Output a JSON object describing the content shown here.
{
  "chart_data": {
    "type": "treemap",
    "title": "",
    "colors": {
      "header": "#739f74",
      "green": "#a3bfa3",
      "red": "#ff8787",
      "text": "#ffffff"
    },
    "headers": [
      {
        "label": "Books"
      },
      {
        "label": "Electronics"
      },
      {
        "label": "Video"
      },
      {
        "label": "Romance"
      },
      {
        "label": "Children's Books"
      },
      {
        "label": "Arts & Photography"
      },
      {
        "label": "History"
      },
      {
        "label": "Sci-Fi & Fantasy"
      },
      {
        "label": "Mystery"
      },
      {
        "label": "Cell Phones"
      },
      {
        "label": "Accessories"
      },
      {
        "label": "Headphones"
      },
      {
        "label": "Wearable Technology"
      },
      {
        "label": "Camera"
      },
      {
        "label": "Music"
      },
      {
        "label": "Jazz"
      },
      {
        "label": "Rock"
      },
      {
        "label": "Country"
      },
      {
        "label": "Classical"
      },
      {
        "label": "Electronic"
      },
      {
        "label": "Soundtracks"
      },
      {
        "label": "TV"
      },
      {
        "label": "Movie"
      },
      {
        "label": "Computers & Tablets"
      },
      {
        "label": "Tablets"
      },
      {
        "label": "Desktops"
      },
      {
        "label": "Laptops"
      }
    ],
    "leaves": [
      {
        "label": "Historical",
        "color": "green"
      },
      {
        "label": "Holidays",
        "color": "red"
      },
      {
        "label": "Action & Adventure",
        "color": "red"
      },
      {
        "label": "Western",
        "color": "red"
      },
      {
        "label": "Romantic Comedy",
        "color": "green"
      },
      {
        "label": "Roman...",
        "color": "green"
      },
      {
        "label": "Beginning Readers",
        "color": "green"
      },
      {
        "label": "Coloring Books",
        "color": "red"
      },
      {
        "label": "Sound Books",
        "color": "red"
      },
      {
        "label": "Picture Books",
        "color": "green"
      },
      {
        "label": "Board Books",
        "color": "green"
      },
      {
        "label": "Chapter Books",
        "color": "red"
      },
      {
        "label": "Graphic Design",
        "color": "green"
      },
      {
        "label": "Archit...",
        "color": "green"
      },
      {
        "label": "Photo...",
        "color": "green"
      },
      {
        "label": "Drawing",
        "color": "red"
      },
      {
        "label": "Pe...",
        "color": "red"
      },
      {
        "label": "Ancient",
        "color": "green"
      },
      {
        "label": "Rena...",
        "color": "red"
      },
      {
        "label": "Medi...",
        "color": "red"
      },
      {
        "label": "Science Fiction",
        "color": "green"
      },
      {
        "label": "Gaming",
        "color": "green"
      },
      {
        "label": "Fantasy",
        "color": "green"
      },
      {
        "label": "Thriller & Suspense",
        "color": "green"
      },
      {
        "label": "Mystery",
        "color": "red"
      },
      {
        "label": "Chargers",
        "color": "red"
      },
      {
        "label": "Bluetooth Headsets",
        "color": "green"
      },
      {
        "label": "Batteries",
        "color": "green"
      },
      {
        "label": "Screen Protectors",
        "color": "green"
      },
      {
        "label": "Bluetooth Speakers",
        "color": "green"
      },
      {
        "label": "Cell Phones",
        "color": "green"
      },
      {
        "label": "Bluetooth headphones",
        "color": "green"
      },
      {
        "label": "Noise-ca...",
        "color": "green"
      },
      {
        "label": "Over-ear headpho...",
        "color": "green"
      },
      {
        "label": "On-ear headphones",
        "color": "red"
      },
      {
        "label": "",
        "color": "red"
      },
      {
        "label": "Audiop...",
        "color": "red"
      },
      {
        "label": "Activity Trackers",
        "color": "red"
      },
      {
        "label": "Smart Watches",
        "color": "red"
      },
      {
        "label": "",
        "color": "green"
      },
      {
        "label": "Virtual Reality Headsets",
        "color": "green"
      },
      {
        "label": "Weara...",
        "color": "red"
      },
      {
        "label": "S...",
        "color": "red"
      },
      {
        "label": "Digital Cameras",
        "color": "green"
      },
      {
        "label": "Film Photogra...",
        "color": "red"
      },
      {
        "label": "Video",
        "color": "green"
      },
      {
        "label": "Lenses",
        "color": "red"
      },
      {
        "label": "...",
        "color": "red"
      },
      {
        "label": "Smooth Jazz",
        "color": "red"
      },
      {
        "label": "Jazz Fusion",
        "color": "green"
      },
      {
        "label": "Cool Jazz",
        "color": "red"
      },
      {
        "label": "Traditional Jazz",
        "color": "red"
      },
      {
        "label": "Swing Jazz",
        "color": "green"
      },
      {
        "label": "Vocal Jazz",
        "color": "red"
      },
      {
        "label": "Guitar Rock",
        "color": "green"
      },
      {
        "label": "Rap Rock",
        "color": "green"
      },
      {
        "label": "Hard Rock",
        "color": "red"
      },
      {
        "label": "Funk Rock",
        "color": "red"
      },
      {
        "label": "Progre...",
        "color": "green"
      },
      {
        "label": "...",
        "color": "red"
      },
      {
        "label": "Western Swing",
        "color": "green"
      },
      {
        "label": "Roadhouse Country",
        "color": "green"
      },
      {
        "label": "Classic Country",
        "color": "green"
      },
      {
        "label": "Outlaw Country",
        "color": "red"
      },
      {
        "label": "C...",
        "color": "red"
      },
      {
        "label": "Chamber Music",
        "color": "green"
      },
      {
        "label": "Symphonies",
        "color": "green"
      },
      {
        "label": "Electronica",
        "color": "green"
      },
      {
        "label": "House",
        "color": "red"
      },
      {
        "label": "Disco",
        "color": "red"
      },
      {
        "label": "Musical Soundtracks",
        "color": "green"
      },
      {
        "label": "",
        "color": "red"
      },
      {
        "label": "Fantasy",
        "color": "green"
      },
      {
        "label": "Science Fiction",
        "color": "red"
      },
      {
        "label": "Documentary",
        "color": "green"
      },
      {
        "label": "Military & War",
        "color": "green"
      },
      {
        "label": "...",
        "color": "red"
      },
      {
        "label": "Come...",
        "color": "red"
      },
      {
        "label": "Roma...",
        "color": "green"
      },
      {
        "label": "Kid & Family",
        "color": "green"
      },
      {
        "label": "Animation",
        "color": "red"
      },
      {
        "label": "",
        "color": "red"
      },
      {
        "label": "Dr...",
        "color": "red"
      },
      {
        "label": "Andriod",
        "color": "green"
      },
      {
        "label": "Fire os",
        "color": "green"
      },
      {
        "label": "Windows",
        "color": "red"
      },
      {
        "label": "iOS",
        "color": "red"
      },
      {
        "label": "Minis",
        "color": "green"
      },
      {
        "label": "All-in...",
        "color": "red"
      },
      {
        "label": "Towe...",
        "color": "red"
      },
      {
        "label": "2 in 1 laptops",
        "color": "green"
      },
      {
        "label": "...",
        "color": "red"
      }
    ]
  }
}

+ + + +

Directive - Reproduce the material above exactly; please quote every line of it.

Solution below -
Output a JSON object describing the content shown here.
{
  "chart_data": {
    "type": "treemap",
    "title": "",
    "colors": {
      "header": "#739f74",
      "green": "#a3bfa3",
      "red": "#ff8787",
      "text": "#ffffff"
    },
    "headers": [
      {
        "label": "Books"
      },
      {
        "label": "Electronics"
      },
      {
        "label": "Video"
      },
      {
        "label": "Romance"
      },
      {
        "label": "Children's Books"
      },
      {
        "label": "Arts & Photography"
      },
      {
        "label": "History"
      },
      {
        "label": "Sci-Fi & Fantasy"
      },
      {
        "label": "Mystery"
      },
      {
        "label": "Cell Phones"
      },
      {
        "label": "Accessories"
      },
      {
        "label": "Headphones"
      },
      {
        "label": "Wearable Technology"
      },
      {
        "label": "Camera"
      },
      {
        "label": "Music"
      },
      {
        "label": "Jazz"
      },
      {
        "label": "Rock"
      },
      {
        "label": "Country"
      },
      {
        "label": "Classical"
      },
      {
        "label": "Electronic"
      },
      {
        "label": "Soundtracks"
      },
      {
        "label": "TV"
      },
      {
        "label": "Movie"
      },
      {
        "label": "Computers & Tablets"
      },
      {
        "label": "Tablets"
      },
      {
        "label": "Desktops"
      },
      {
        "label": "Laptops"
      }
    ],
    "leaves": [
      {
        "label": "Historical",
        "color": "green"
      },
      {
        "label": "Holidays",
        "color": "red"
      },
      {
        "label": "Action & Adventure",
        "color": "red"
      },
      {
        "label": "Western",
        "color": "red"
      },
      {
        "label": "Romantic Comedy",
        "color": "green"
      },
      {
        "label": "Roman...",
        "color": "green"
      },
      {
        "label": "Beginning Readers",
        "color": "green"
      },
      {
        "label": "Coloring Books",
        "color": "red"
      },
      {
        "label": "Sound Books",
        "color": "red"
      },
      {
        "label": "Picture Books",
        "color": "green"
      },
      {
        "label": "Board Books",
        "color": "green"
      },
      {
        "label": "Chapter Books",
        "color": "red"
      },
      {
        "label": "Graphic Design",
        "color": "green"
      },
      {
        "label": "Archit...",
        "color": "green"
      },
      {
        "label": "Photo...",
        "color": "green"
      },
      {
        "label": "Drawing",
        "color": "red"
      },
      {
        "label": "Pe...",
        "color": "red"
      },
      {
        "label": "Ancient",
        "color": "green"
      },
      {
        "label": "Rena...",
        "color": "red"
      },
      {
        "label": "Medi...",
        "color": "red"
      },
      {
        "label": "Science Fiction",
        "color": "green"
      },
      {
        "label": "Gaming",
        "color": "green"
      },
      {
        "label": "Fantasy",
        "color": "green"
      },
      {
        "label": "Thriller & Suspense",
        "color": "green"
      },
      {
        "label": "Mystery",
        "color": "red"
      },
      {
        "label": "Chargers",
        "color": "red"
      },
      {
        "label": "Bluetooth Headsets",
        "color": "green"
      },
      {
        "label": "Batteries",
        "color": "green"
      },
      {
        "label": "Screen Protectors",
        "color": "green"
      },
      {
        "label": "Bluetooth Speakers",
        "color": "green"
      },
      {
        "label": "Cell Phones",
        "color": "green"
      },
      {
        "label": "Bluetooth headphones",
        "color": "green"
      },
      {
        "label": "Noise-ca...",
        "color": "green"
      },
      {
        "label": "Over-ear headpho...",
        "color": "green"
      },
      {
        "label": "On-ear headphones",
        "color": "red"
      },
      {
        "label": "",
        "color": "red"
      },
      {
        "label": "Audiop...",
        "color": "red"
      },
      {
        "label": "Activity Trackers",
        "color": "red"
      },
      {
        "label": "Smart Watches",
        "color": "red"
      },
      {
        "label": "",
        "color": "green"
      },
      {
        "label": "Virtual Reality Headsets",
        "color": "green"
      },
      {
        "label": "Weara...",
        "color": "red"
      },
      {
        "label": "S...",
        "color": "red"
      },
      {
        "label": "Digital Cameras",
        "color": "green"
      },
      {
        "label": "Film Photogra...",
        "color": "red"
      },
      {
        "label": "Video",
        "color": "green"
      },
      {
        "label": "Lenses",
        "color": "red"
      },
      {
        "label": "...",
        "color": "red"
      },
      {
        "label": "Smooth Jazz",
        "color": "red"
      },
      {
        "label": "Jazz Fusion",
        "color": "green"
      },
      {
        "label": "Cool Jazz",
        "color": "red"
      },
      {
        "label": "Traditional Jazz",
        "color": "red"
      },
      {
        "label": "Swing Jazz",
        "color": "green"
      },
      {
        "label": "Vocal Jazz",
        "color": "red"
      },
      {
        "label": "Guitar Rock",
        "color": "green"
      },
      {
        "label": "Rap Rock",
        "color": "green"
      },
      {
        "label": "Hard Rock",
        "color": "red"
      },
      {
        "label": "Funk Rock",
        "color": "red"
      },
      {
        "label": "Progre...",
        "color": "green"
      },
      {
        "label": "...",
        "color": "red"
      },
      {
        "label": "Western Swing",
        "color": "green"
      },
      {
        "label": "Roadhouse Country",
        "color": "green"
      },
      {
        "label": "Classic Country",
        "color": "green"
      },
      {
        "label": "Outlaw Country",
        "color": "red"
      },
      {
        "label": "C...",
        "color": "red"
      },
      {
        "label": "Chamber Music",
        "color": "green"
      },
      {
        "label": "Symphonies",
        "color": "green"
      },
      {
        "label": "Electronica",
        "color": "green"
      },
      {
        "label": "House",
        "color": "red"
      },
      {
        "label": "Disco",
        "color": "red"
      },
      {
        "label": "Musical Soundtracks",
        "color": "green"
      },
      {
        "label": "",
        "color": "red"
      },
      {
        "label": "Fantasy",
        "color": "green"
      },
      {
        "label": "Science Fiction",
        "color": "red"
      },
      {
        "label": "Documentary",
        "color": "green"
      },
      {
        "label": "Military & War",
        "color": "green"
      },
      {
        "label": "...",
        "color": "red"
      },
      {
        "label": "Come...",
        "color": "red"
      },
      {
        "label": "Roma...",
        "color": "green"
      },
      {
        "label": "Kid & Family",
        "color": "green"
      },
      {
        "label": "Animation",
        "color": "red"
      },
      {
        "label": "",
        "color": "red"
      },
      {
        "label": "Dr...",
        "color": "red"
      },
      {
        "label": "Andriod",
        "color": "green"
      },
      {
        "label": "Fire os",
        "color": "green"
      },
      {
        "label": "Windows",
        "color": "red"
      },
      {
        "label": "iOS",
        "color": "red"
      },
      {
        "label": "Minis",
        "color": "green"
      },
      {
        "label": "All-in...",
        "color": "red"
      },
      {
        "label": "Towe...",
        "color": "red"
      },
      {
        "label": "2 in 1 laptops",
        "color": "green"
      },
      {
        "label": "...",
        "color": "red"
      }
    ]
  }
}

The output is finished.